**Problem statement:**
Give the total number of lines with the word "title" in them, and no other words.

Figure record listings
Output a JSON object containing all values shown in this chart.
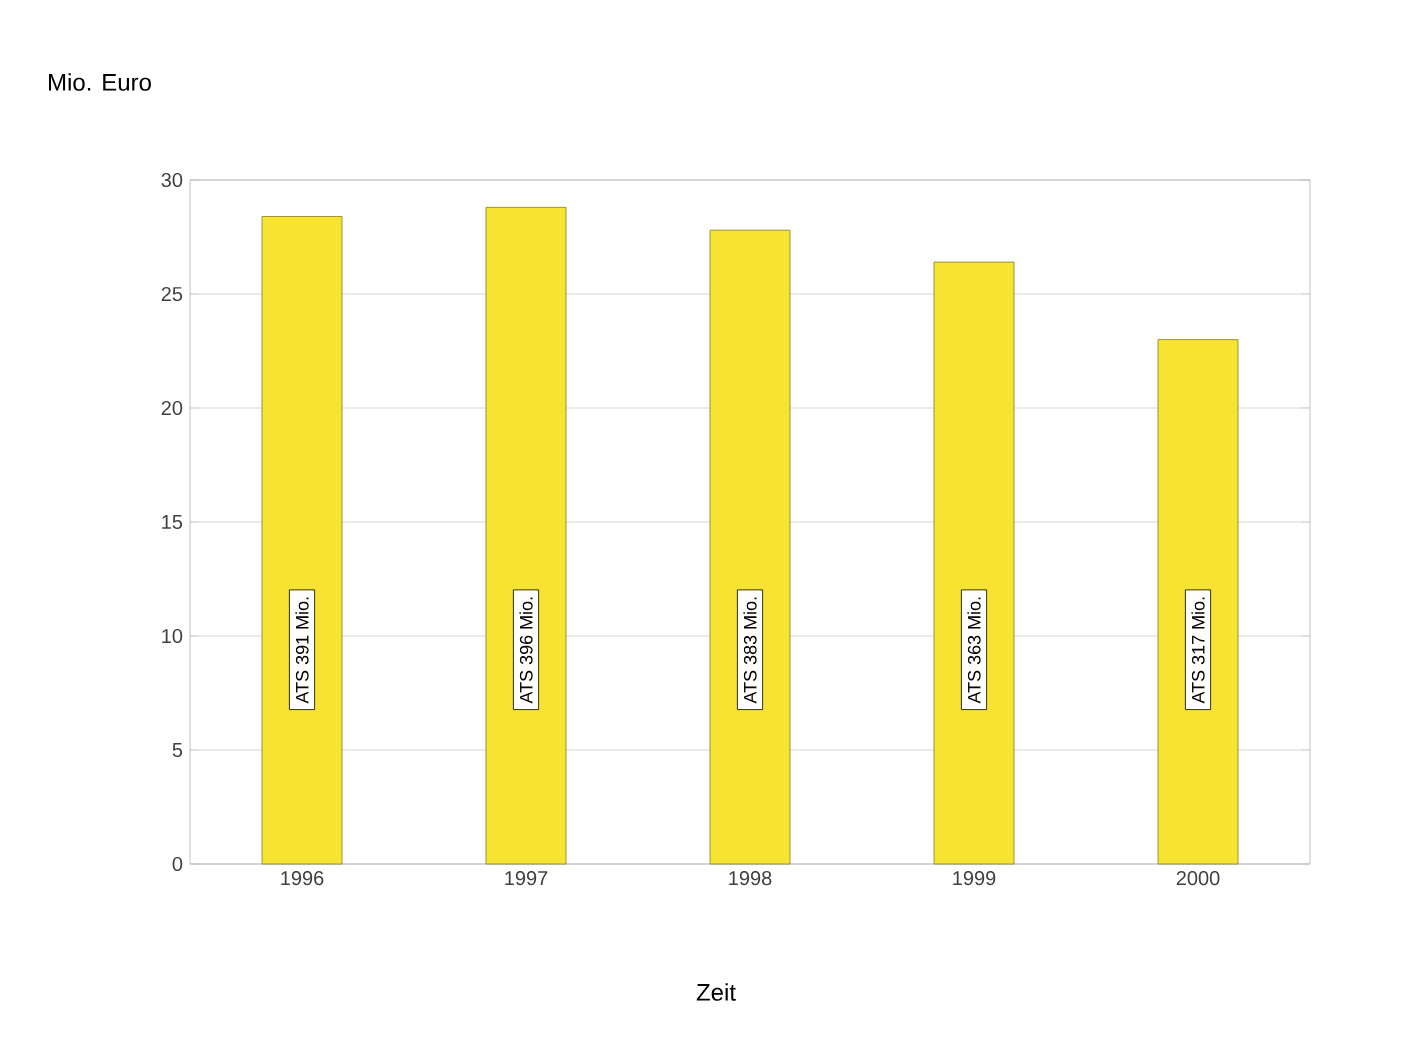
{
  "chart_data": {
    "type": "bar",
    "ylabel": "Mio. Euro",
    "xlabel": "Zeit",
    "categories": [
      "1996",
      "1997",
      "1998",
      "1999",
      "2000"
    ],
    "values": [
      28.4,
      28.8,
      27.8,
      26.4,
      23.0
    ],
    "value_labels": [
      "ATS 391 Mio.",
      "ATS 396 Mio.",
      "ATS 383 Mio.",
      "ATS 363 Mio.",
      "ATS 317 Mio."
    ],
    "color": "#f7e332",
    "ylim": [
      0,
      30
    ],
    "yticks": [
      0,
      5,
      10,
      15,
      20,
      25,
      30
    ],
    "grid": "y"
  }
}
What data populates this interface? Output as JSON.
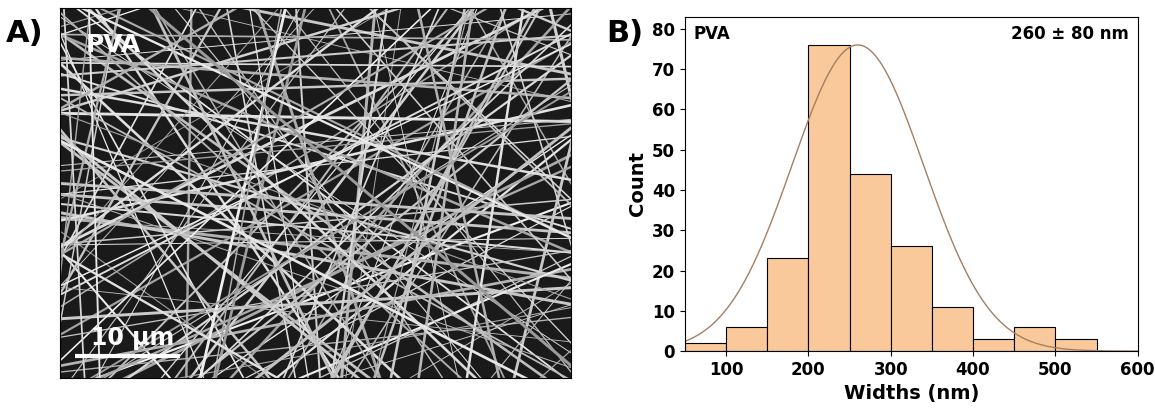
{
  "panel_labels": [
    "A)",
    "B)"
  ],
  "image": {
    "label": "PVA",
    "scale_bar": "10 μm"
  },
  "chart_data": {
    "type": "histogram",
    "title": "PVA",
    "annotation": "260 ± 80 nm",
    "x_label": "Widths (nm)",
    "y_label": "Count",
    "bins": [
      50,
      100,
      150,
      200,
      250,
      300,
      350,
      400,
      450,
      500,
      550
    ],
    "values": [
      2,
      6,
      23,
      76,
      44,
      26,
      11,
      3,
      6,
      3
    ],
    "color": "#f9c89b",
    "fit": {
      "mean": 260,
      "std": 80,
      "peak": 76,
      "color": "#a57f62"
    },
    "xlim": [
      50,
      600
    ],
    "xticks": [
      100,
      200,
      300,
      400,
      500,
      600
    ],
    "ylim": [
      0,
      83
    ],
    "yticks": [
      0,
      10,
      20,
      30,
      40,
      50,
      60,
      70,
      80
    ],
    "grid": false
  }
}
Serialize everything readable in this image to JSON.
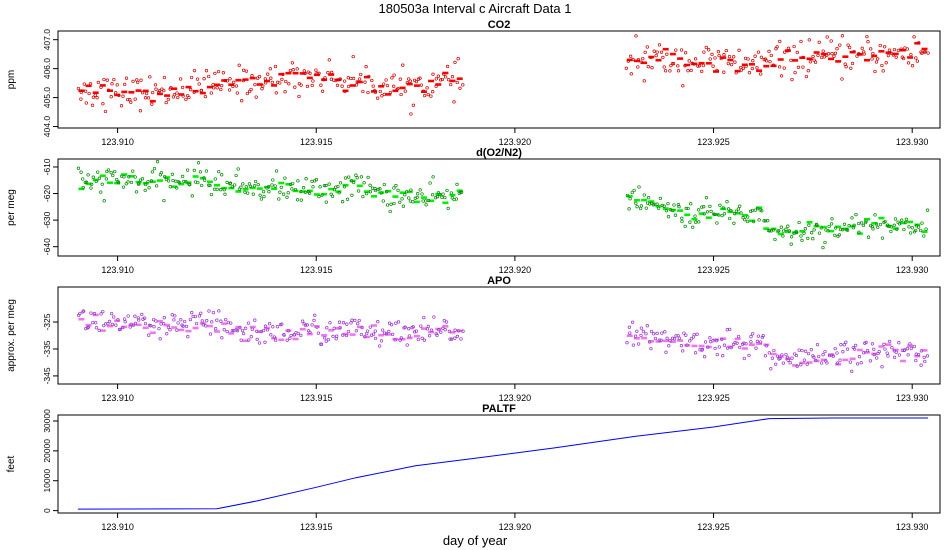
{
  "figure": {
    "title": "180503a   Interval c Aircraft Data 1",
    "xlabel": "day of year"
  },
  "chart_data": [
    {
      "id": "co2",
      "type": "scatter",
      "title": "CO2",
      "ylabel": "ppm",
      "xlabel": "",
      "xlim": [
        123.9085,
        123.9307
      ],
      "ylim": [
        403.95,
        407.3
      ],
      "xticks": [
        123.91,
        123.915,
        123.92,
        123.925,
        123.93
      ],
      "xtick_labels": [
        "123.910",
        "123.915",
        "123.920",
        "123.925",
        "123.930"
      ],
      "yticks": [
        404.0,
        405.0,
        406.0,
        407.0
      ],
      "ytick_labels": [
        "404.0",
        "405.0",
        "406.0",
        "407.0"
      ],
      "grid": false,
      "point_color": "#cc0000",
      "mean_color": "#ff0000",
      "segments": [
        {
          "x_start": 123.909,
          "x_end": 123.9187,
          "trend": [
            [
              123.909,
              405.3
            ],
            [
              123.91,
              405.15
            ],
            [
              123.911,
              405.2
            ],
            [
              123.912,
              405.35
            ],
            [
              123.913,
              405.5
            ],
            [
              123.914,
              405.6
            ],
            [
              123.915,
              405.75
            ],
            [
              123.916,
              405.6
            ],
            [
              123.917,
              405.35
            ],
            [
              123.918,
              405.5
            ],
            [
              123.9187,
              405.6
            ]
          ],
          "noise": 0.28
        },
        {
          "x_start": 123.9228,
          "x_end": 123.9304,
          "trend": [
            [
              123.9228,
              406.3
            ],
            [
              123.924,
              406.3
            ],
            [
              123.925,
              406.2
            ],
            [
              123.926,
              406.15
            ],
            [
              123.927,
              406.35
            ],
            [
              123.928,
              406.4
            ],
            [
              123.929,
              406.45
            ],
            [
              123.9304,
              406.55
            ]
          ],
          "noise": 0.3
        }
      ]
    },
    {
      "id": "do2n2",
      "type": "scatter",
      "title": "d(O2/N2)",
      "ylabel": "per meg",
      "xlabel": "",
      "xlim": [
        123.9085,
        123.9307
      ],
      "ylim": [
        -643.5,
        -607
      ],
      "xticks": [
        123.91,
        123.915,
        123.92,
        123.925,
        123.93
      ],
      "xtick_labels": [
        "123.910",
        "123.915",
        "123.920",
        "123.925",
        "123.930"
      ],
      "yticks": [
        -610,
        -620,
        -630,
        -640
      ],
      "ytick_labels": [
        "-610",
        "-620",
        "-630",
        "-640"
      ],
      "grid": false,
      "point_color": "#008800",
      "mean_color": "#00ee00",
      "segments": [
        {
          "x_start": 123.909,
          "x_end": 123.9187,
          "trend": [
            [
              123.909,
              -616
            ],
            [
              123.91,
              -615
            ],
            [
              123.911,
              -616
            ],
            [
              123.912,
              -614.5
            ],
            [
              123.913,
              -617
            ],
            [
              123.914,
              -618
            ],
            [
              123.915,
              -619
            ],
            [
              123.916,
              -617
            ],
            [
              123.917,
              -621
            ],
            [
              123.918,
              -622
            ],
            [
              123.9187,
              -620
            ]
          ],
          "noise": 2.6
        },
        {
          "x_start": 123.9228,
          "x_end": 123.9304,
          "trend": [
            [
              123.9228,
              -621
            ],
            [
              123.9235,
              -625
            ],
            [
              123.9245,
              -628
            ],
            [
              123.9255,
              -627
            ],
            [
              123.9262,
              -628
            ],
            [
              123.9265,
              -634
            ],
            [
              123.927,
              -635
            ],
            [
              123.928,
              -633
            ],
            [
              123.929,
              -632
            ],
            [
              123.9304,
              -632
            ]
          ],
          "noise": 2.4
        }
      ]
    },
    {
      "id": "apo",
      "type": "scatter",
      "title": "APO",
      "ylabel": "approx. per meg",
      "xlabel": "",
      "xlim": [
        123.9085,
        123.9307
      ],
      "ylim": [
        -348,
        -312
      ],
      "xticks": [
        123.91,
        123.915,
        123.92,
        123.925,
        123.93
      ],
      "xtick_labels": [
        "123.910",
        "123.915",
        "123.920",
        "123.925",
        "123.930"
      ],
      "yticks": [
        -325,
        -335,
        -345
      ],
      "ytick_labels": [
        "-325",
        "-335",
        "-345"
      ],
      "grid": false,
      "point_color": "#9933cc",
      "mean_color": "#ee77ee",
      "segments": [
        {
          "x_start": 123.909,
          "x_end": 123.9187,
          "trend": [
            [
              123.909,
              -324
            ],
            [
              123.91,
              -325
            ],
            [
              123.911,
              -328
            ],
            [
              123.912,
              -325
            ],
            [
              123.913,
              -328
            ],
            [
              123.914,
              -329
            ],
            [
              123.915,
              -328
            ],
            [
              123.916,
              -328
            ],
            [
              123.917,
              -330
            ],
            [
              123.918,
              -329
            ],
            [
              123.9187,
              -328
            ]
          ],
          "noise": 2.6
        },
        {
          "x_start": 123.9228,
          "x_end": 123.9304,
          "trend": [
            [
              123.9228,
              -330
            ],
            [
              123.924,
              -332
            ],
            [
              123.925,
              -333
            ],
            [
              123.9262,
              -333
            ],
            [
              123.9266,
              -339
            ],
            [
              123.9275,
              -339
            ],
            [
              123.9285,
              -337
            ],
            [
              123.9295,
              -336
            ],
            [
              123.9304,
              -336
            ]
          ],
          "noise": 2.4
        }
      ]
    },
    {
      "id": "paltf",
      "type": "line",
      "title": "PALTF",
      "ylabel": "feet",
      "xlabel": "day of year",
      "xlim": [
        123.9085,
        123.9307
      ],
      "ylim": [
        -800,
        32000
      ],
      "xticks": [
        123.91,
        123.915,
        123.92,
        123.925,
        123.93
      ],
      "xtick_labels": [
        "123.910",
        "123.915",
        "123.920",
        "123.925",
        "123.930"
      ],
      "yticks": [
        0,
        10000,
        20000,
        30000
      ],
      "ytick_labels": [
        "0",
        "10000",
        "20000",
        "30000"
      ],
      "grid": false,
      "line_color": "#0000ff",
      "x": [
        123.909,
        123.9125,
        123.9135,
        123.915,
        123.916,
        123.9175,
        123.919,
        123.921,
        123.923,
        123.925,
        123.9264,
        123.928,
        123.9304
      ],
      "y": [
        500,
        600,
        3200,
        7800,
        11000,
        15000,
        17500,
        21000,
        24800,
        28000,
        30800,
        31000,
        31000
      ]
    }
  ]
}
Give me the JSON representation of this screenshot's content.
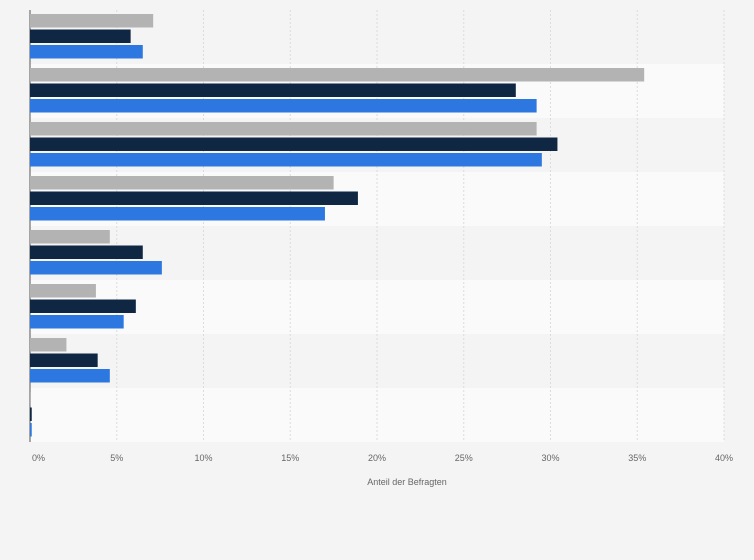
{
  "chart_data": {
    "type": "bar",
    "orientation": "horizontal",
    "categories": [
      "",
      "",
      "",
      "",
      "",
      "",
      "",
      ""
    ],
    "series": [
      {
        "color": "#b3b3b3",
        "values": [
          7.1,
          35.4,
          29.2,
          17.5,
          4.6,
          3.8,
          2.1,
          0.05
        ]
      },
      {
        "color": "#0f2742",
        "values": [
          5.8,
          28.0,
          30.4,
          18.9,
          6.5,
          6.1,
          3.9,
          0.1
        ]
      },
      {
        "color": "#2c77e0",
        "values": [
          6.5,
          29.2,
          29.5,
          17.0,
          7.6,
          5.4,
          4.6,
          0.1
        ]
      }
    ],
    "xlabel": "Anteil der Befragten",
    "xlim": [
      0,
      40
    ],
    "xticks": [
      "0%",
      "5%",
      "10%",
      "15%",
      "20%",
      "25%",
      "30%",
      "35%",
      "40%"
    ],
    "grid": true,
    "legend": false
  }
}
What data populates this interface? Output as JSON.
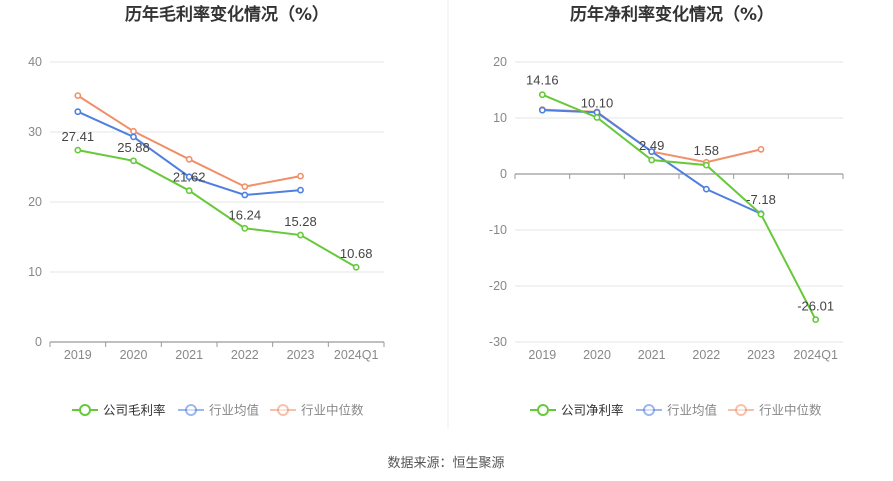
{
  "source": "数据来源：恒生聚源",
  "chart_data": [
    {
      "type": "line",
      "title": "历年毛利率变化情况（%）",
      "categories": [
        "2019",
        "2020",
        "2021",
        "2022",
        "2023",
        "2024Q1"
      ],
      "ylim": [
        0,
        40
      ],
      "yticks": [
        0,
        10,
        20,
        30,
        40
      ],
      "grid": true,
      "legend_position": "bottom",
      "series": [
        {
          "name": "公司毛利率",
          "color": "#66c93a",
          "values": [
            27.41,
            25.88,
            21.62,
            16.24,
            15.28,
            10.68
          ],
          "labels": [
            "27.41",
            "25.88",
            "21.62",
            "16.24",
            "15.28",
            "10.68"
          ]
        },
        {
          "name": "行业均值",
          "color": "#4f7fe0",
          "values": [
            32.9,
            29.3,
            23.6,
            21.0,
            21.7,
            null
          ],
          "labels": []
        },
        {
          "name": "行业中位数",
          "color": "#f0906a",
          "values": [
            35.2,
            30.1,
            26.1,
            22.2,
            23.7,
            null
          ],
          "labels": []
        }
      ]
    },
    {
      "type": "line",
      "title": "历年净利率变化情况（%）",
      "categories": [
        "2019",
        "2020",
        "2021",
        "2022",
        "2023",
        "2024Q1"
      ],
      "ylim": [
        -30,
        20
      ],
      "yticks": [
        -30,
        -20,
        -10,
        0,
        10,
        20
      ],
      "grid": true,
      "legend_position": "bottom",
      "series": [
        {
          "name": "公司净利率",
          "color": "#66c93a",
          "values": [
            14.16,
            10.1,
            2.49,
            1.58,
            -7.18,
            -26.01
          ],
          "labels": [
            "14.16",
            "10.10",
            "2.49",
            "1.58",
            "-7.18",
            "-26.01"
          ]
        },
        {
          "name": "行业均值",
          "color": "#4f7fe0",
          "values": [
            11.4,
            11.0,
            4.0,
            -2.7,
            -7.1,
            null
          ],
          "labels": []
        },
        {
          "name": "行业中位数",
          "color": "#f0906a",
          "values": [
            11.5,
            11.1,
            4.0,
            2.1,
            4.4,
            null
          ],
          "labels": []
        }
      ]
    }
  ]
}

**Answer below:**
8